## [AIM]
Present each line of the entries below that holds the word "color".

Extracted records:
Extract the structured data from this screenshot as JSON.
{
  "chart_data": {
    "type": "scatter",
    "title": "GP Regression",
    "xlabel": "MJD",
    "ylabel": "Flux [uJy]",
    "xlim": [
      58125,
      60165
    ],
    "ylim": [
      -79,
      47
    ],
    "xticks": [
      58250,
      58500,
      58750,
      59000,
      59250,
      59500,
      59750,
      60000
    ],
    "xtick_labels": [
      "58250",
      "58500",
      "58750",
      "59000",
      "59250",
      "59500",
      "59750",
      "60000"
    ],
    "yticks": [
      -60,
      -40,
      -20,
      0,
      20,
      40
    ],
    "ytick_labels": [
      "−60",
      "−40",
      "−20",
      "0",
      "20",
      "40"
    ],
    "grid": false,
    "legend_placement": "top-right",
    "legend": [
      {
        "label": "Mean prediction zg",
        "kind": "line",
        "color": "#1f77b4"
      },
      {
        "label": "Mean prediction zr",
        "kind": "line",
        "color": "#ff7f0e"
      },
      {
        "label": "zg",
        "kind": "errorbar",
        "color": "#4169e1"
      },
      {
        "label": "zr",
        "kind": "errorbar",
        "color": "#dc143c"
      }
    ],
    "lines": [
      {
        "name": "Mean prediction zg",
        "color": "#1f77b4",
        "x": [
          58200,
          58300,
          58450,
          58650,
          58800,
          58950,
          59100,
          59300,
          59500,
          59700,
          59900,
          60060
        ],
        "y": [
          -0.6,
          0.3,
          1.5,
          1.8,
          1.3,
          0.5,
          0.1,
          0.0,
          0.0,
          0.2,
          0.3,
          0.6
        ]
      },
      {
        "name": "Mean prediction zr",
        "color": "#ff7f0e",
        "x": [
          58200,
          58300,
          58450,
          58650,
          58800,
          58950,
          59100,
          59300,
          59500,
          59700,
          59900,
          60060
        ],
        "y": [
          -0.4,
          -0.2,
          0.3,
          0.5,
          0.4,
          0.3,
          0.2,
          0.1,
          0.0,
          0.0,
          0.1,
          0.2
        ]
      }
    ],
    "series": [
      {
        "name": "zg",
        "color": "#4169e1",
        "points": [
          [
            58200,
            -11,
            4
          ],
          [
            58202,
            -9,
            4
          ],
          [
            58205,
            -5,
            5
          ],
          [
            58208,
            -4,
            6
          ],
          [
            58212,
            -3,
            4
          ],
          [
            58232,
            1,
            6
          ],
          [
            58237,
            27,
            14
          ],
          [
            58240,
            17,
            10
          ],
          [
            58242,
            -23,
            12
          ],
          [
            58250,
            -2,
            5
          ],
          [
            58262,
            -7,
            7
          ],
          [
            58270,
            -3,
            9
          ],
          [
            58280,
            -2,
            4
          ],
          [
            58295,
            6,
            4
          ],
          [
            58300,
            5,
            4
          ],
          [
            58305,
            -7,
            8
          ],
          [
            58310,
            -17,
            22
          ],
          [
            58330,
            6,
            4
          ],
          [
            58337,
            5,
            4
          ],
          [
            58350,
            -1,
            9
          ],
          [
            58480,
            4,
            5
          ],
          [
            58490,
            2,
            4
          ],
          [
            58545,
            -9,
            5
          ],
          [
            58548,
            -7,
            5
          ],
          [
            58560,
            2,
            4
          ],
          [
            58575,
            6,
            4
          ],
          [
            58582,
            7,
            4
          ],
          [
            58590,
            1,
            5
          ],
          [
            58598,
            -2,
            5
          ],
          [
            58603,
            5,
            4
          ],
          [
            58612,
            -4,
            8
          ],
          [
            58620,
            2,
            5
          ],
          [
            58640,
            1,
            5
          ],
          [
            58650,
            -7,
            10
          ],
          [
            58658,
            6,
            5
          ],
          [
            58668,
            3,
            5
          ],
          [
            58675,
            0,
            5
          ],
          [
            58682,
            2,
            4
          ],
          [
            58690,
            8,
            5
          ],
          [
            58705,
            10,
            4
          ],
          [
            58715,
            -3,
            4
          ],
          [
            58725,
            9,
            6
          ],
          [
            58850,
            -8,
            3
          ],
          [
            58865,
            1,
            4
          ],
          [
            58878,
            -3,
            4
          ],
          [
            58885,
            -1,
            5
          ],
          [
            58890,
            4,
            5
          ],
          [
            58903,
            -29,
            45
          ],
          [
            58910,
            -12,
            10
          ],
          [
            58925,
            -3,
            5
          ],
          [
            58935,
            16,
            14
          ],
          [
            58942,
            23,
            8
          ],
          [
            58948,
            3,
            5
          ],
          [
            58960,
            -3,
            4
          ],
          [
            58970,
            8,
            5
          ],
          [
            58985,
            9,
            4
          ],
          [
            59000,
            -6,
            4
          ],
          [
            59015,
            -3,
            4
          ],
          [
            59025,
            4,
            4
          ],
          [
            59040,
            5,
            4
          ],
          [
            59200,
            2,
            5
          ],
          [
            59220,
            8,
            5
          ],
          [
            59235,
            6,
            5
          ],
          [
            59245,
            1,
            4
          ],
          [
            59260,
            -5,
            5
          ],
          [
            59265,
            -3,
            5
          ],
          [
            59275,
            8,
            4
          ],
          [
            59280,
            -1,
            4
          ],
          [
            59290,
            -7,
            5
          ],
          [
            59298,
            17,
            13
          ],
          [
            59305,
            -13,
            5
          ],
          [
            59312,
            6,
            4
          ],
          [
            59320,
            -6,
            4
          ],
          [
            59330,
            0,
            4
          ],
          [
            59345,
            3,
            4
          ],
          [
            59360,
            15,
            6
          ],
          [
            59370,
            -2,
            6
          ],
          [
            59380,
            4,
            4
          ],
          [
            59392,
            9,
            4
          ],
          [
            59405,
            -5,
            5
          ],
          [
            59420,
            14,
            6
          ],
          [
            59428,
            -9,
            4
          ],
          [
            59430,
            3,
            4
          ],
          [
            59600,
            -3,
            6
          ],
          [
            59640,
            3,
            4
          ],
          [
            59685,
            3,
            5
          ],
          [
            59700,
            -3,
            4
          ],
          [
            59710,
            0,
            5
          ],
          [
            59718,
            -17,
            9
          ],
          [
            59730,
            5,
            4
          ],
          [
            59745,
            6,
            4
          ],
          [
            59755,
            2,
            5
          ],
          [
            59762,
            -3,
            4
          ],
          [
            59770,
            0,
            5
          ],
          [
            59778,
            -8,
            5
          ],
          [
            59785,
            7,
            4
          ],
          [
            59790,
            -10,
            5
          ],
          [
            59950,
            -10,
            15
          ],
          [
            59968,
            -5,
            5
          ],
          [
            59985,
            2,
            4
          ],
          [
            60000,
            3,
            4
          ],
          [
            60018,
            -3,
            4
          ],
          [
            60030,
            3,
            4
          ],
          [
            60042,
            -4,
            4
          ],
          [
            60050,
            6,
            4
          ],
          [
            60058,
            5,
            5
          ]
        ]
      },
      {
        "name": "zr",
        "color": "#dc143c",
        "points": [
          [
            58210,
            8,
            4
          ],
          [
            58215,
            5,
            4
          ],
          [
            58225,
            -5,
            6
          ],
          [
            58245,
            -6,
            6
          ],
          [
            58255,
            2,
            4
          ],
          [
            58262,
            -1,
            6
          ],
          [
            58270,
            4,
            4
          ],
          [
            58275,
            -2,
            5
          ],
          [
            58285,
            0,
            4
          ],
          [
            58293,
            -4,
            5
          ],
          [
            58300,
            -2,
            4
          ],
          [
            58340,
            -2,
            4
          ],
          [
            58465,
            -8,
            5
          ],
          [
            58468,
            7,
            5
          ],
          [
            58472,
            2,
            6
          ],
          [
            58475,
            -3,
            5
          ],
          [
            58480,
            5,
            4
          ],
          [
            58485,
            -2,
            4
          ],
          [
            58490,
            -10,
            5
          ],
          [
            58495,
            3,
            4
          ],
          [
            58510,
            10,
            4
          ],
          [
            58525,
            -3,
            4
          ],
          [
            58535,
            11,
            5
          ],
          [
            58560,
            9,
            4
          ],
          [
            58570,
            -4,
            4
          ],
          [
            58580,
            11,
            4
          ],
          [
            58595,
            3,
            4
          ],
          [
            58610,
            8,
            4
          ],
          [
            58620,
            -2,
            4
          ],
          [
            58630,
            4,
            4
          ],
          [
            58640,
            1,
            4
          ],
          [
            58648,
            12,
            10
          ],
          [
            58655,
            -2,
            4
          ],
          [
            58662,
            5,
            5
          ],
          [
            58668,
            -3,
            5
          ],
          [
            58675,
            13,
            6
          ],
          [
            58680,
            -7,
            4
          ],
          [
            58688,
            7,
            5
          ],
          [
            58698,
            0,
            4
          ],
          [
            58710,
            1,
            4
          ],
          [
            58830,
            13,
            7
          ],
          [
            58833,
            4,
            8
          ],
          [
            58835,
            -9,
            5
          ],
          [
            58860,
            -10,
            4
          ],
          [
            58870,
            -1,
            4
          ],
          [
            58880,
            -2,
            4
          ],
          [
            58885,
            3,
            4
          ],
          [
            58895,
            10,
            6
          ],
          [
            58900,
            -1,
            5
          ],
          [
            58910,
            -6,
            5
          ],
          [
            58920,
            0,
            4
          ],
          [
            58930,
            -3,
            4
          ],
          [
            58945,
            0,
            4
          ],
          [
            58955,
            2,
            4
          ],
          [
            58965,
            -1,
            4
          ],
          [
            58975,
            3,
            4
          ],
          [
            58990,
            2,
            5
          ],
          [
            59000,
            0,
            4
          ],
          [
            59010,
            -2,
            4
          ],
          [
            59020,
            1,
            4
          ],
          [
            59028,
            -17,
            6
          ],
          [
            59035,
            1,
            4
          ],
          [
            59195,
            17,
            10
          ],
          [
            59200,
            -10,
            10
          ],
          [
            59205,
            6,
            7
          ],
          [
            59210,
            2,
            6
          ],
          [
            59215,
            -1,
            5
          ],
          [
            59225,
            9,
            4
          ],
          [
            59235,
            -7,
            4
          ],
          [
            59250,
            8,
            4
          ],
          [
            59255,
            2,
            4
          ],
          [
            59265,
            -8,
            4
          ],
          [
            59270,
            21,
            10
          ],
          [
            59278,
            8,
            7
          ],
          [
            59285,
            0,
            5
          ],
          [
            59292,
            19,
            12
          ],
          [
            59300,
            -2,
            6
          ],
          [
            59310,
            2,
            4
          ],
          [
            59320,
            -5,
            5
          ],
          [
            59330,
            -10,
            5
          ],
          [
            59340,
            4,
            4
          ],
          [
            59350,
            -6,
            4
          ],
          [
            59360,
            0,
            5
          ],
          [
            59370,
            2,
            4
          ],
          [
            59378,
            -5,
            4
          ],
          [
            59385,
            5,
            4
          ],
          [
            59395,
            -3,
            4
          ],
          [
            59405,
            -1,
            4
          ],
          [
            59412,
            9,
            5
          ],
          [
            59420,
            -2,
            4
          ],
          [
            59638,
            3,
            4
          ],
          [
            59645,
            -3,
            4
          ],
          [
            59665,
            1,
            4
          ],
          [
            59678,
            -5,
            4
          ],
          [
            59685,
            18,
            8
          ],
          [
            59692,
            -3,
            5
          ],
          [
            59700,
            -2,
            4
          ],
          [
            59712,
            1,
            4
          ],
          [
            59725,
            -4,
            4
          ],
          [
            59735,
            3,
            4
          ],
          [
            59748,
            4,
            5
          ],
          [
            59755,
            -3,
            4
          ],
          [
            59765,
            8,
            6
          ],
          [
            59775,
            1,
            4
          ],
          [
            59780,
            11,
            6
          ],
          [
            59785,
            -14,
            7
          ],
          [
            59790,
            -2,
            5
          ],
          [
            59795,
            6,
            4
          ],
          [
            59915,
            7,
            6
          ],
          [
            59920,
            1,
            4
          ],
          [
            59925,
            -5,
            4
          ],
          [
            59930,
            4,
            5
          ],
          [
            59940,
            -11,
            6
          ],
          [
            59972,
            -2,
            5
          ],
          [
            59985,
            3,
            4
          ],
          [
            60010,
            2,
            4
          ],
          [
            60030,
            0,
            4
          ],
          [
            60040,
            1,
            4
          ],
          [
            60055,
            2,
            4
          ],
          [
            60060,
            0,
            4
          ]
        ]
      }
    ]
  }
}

## [EXERCISE RESPONSE]
        "color": "#1f77b4"
        "color": "#ff7f0e"
        "color": "#4169e1"
        "color": "#dc143c"
        "color": "#1f77b4",
        "color": "#ff7f0e",
        "color": "#4169e1",
        "color": "#dc143c",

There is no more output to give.